"""

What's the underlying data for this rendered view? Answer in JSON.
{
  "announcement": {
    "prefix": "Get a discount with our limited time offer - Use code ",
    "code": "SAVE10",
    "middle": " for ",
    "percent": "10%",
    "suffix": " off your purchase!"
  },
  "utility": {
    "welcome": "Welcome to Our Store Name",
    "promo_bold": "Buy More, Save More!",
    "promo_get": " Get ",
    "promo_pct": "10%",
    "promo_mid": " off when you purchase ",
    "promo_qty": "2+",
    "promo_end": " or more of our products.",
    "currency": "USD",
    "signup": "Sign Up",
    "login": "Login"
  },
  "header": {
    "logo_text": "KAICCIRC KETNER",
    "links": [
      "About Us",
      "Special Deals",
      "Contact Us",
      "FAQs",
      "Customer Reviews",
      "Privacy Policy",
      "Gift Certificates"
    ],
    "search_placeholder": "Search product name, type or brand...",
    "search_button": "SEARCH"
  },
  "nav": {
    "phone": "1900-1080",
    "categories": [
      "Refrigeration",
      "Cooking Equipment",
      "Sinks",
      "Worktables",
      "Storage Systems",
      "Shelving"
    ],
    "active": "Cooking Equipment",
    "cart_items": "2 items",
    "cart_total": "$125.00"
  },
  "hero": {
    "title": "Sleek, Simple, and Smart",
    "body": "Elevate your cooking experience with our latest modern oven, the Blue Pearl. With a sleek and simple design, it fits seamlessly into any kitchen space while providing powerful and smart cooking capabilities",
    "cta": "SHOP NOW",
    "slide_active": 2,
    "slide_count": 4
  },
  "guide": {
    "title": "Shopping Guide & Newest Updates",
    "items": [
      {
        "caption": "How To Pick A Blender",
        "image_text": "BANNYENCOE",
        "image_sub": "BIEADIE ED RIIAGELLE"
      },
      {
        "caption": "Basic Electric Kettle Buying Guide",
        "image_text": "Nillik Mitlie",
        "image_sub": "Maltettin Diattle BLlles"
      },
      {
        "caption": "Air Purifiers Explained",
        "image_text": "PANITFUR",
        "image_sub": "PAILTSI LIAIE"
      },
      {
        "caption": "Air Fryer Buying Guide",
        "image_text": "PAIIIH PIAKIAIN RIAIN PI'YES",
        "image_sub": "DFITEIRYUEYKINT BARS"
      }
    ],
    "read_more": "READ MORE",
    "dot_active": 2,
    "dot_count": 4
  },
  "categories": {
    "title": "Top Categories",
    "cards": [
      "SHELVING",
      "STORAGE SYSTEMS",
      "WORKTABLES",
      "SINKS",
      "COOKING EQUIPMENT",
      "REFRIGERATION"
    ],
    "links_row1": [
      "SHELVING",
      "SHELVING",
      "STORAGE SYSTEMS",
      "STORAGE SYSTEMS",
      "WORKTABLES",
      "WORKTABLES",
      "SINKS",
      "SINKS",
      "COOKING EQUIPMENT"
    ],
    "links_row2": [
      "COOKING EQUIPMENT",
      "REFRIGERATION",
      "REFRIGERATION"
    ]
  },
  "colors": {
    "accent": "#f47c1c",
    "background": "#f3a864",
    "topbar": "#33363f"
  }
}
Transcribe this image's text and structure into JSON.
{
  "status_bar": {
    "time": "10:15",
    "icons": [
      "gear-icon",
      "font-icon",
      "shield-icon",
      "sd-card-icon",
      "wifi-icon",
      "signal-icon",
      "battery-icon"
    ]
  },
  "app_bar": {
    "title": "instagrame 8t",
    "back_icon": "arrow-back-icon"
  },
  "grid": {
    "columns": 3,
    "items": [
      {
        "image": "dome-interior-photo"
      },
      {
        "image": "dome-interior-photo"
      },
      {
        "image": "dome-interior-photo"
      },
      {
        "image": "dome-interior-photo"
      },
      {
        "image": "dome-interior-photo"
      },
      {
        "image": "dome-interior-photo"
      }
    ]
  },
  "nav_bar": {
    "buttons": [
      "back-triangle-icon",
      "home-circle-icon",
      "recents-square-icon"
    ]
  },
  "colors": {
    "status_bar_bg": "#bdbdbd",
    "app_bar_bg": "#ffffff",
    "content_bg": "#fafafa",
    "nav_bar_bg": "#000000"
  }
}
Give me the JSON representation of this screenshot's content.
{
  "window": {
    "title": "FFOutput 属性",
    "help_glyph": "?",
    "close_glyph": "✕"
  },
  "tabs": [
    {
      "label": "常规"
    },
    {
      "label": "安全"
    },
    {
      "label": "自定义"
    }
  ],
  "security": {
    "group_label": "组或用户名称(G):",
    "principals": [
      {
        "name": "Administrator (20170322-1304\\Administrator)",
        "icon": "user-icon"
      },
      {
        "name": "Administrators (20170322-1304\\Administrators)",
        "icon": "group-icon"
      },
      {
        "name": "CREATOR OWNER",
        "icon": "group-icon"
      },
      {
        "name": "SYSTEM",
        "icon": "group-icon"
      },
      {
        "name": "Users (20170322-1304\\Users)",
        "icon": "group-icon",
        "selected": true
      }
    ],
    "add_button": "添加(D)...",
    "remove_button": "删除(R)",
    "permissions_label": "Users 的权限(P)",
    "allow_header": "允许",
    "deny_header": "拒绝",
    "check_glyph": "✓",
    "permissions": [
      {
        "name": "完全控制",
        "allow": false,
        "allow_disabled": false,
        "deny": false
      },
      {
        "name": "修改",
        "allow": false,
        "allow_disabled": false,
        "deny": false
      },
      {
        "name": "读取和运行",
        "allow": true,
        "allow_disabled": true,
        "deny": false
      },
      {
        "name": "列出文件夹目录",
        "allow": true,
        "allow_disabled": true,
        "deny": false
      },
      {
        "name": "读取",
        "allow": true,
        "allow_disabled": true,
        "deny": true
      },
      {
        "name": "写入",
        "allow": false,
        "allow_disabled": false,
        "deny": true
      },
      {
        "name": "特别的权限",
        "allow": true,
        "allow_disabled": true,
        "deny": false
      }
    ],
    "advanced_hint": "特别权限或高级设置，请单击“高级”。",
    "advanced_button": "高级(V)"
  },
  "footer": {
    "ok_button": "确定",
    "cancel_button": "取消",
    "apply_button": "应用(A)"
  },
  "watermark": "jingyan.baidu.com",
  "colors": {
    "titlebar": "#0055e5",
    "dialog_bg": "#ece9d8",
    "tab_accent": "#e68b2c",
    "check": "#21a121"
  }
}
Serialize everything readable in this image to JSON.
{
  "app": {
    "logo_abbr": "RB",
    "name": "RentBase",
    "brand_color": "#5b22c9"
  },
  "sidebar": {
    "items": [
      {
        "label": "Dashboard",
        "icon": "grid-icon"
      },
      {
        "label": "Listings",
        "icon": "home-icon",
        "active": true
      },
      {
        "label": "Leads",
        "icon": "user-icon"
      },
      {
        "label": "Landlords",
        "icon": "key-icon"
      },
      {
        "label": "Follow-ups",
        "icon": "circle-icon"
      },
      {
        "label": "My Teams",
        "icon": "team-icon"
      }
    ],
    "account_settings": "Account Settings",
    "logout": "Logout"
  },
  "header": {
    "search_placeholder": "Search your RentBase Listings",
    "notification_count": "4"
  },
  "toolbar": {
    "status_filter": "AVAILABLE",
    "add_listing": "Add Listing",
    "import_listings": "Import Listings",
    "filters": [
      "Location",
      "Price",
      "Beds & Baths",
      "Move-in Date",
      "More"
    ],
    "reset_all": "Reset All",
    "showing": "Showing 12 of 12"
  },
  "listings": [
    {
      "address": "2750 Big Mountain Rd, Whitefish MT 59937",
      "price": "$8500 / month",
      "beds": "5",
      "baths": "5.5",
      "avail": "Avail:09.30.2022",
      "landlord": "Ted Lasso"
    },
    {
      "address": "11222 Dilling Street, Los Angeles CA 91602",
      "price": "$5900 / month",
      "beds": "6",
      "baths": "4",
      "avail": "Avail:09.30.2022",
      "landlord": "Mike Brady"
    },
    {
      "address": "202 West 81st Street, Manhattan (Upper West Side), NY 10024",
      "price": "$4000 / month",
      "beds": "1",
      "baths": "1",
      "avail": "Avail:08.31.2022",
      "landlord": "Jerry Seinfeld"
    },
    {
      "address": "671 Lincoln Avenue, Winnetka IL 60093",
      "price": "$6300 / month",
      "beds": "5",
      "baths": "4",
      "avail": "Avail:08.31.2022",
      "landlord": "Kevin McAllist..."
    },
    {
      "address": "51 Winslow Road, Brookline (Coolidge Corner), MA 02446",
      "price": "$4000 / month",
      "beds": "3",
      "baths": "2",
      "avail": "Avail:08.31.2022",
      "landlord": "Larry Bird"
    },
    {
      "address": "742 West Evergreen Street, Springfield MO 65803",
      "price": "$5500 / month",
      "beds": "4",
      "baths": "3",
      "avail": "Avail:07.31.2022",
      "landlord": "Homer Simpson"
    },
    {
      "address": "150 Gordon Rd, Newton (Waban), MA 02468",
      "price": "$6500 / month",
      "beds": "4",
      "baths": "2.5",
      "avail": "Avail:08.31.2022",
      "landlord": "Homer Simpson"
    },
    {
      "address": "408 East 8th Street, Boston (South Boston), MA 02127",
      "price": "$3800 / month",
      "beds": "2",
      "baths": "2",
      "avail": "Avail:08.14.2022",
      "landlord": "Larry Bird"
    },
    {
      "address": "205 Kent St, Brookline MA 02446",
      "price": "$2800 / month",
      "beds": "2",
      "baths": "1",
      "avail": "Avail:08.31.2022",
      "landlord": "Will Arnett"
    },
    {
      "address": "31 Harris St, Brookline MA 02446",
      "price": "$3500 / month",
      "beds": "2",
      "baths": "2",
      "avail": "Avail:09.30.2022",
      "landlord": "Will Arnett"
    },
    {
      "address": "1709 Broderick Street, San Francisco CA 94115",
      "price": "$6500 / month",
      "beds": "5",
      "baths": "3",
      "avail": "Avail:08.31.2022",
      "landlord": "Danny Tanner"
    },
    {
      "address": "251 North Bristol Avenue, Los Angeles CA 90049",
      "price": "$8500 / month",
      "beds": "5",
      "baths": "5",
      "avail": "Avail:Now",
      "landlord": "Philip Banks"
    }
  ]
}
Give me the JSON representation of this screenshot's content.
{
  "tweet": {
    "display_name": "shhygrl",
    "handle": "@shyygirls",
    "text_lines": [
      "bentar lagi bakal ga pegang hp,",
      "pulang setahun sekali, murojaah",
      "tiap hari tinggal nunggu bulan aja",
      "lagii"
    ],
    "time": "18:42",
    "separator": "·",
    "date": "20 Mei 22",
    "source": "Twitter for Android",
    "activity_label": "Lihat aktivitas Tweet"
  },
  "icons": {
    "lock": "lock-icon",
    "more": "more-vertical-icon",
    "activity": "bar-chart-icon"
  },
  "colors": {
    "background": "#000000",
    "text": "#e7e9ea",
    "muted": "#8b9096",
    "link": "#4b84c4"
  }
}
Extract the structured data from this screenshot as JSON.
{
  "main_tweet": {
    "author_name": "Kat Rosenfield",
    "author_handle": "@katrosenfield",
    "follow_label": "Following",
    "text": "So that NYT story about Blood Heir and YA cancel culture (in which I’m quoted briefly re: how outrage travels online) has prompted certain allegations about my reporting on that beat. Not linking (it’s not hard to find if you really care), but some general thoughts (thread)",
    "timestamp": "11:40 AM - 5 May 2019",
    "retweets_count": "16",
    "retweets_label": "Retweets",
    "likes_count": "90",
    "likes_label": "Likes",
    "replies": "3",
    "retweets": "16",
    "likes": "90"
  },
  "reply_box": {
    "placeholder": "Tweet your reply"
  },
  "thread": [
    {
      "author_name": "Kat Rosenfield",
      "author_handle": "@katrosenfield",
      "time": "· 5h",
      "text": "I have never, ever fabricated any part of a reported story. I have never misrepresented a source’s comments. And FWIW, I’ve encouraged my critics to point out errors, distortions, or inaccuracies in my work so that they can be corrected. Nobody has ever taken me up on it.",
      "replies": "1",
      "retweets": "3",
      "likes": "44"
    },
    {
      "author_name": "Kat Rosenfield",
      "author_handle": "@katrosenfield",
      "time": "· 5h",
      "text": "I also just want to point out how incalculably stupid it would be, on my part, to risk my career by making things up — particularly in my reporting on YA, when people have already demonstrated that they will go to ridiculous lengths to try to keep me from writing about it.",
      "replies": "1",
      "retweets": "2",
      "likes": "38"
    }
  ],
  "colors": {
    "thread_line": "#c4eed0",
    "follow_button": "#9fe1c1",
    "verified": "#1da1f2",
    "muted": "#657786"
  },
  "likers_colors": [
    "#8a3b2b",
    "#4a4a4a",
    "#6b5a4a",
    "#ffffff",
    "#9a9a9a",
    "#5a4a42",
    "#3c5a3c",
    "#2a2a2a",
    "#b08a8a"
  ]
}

"""

Short task:
Filter the entries above down to the lines containing the word "caption".

Finished answer:
        "caption": "How To Pick A Blender",
        "caption": "Basic Electric Kettle Buying Guide",
        "caption": "Air Purifiers Explained",
        "caption": "Air Fryer Buying Guide",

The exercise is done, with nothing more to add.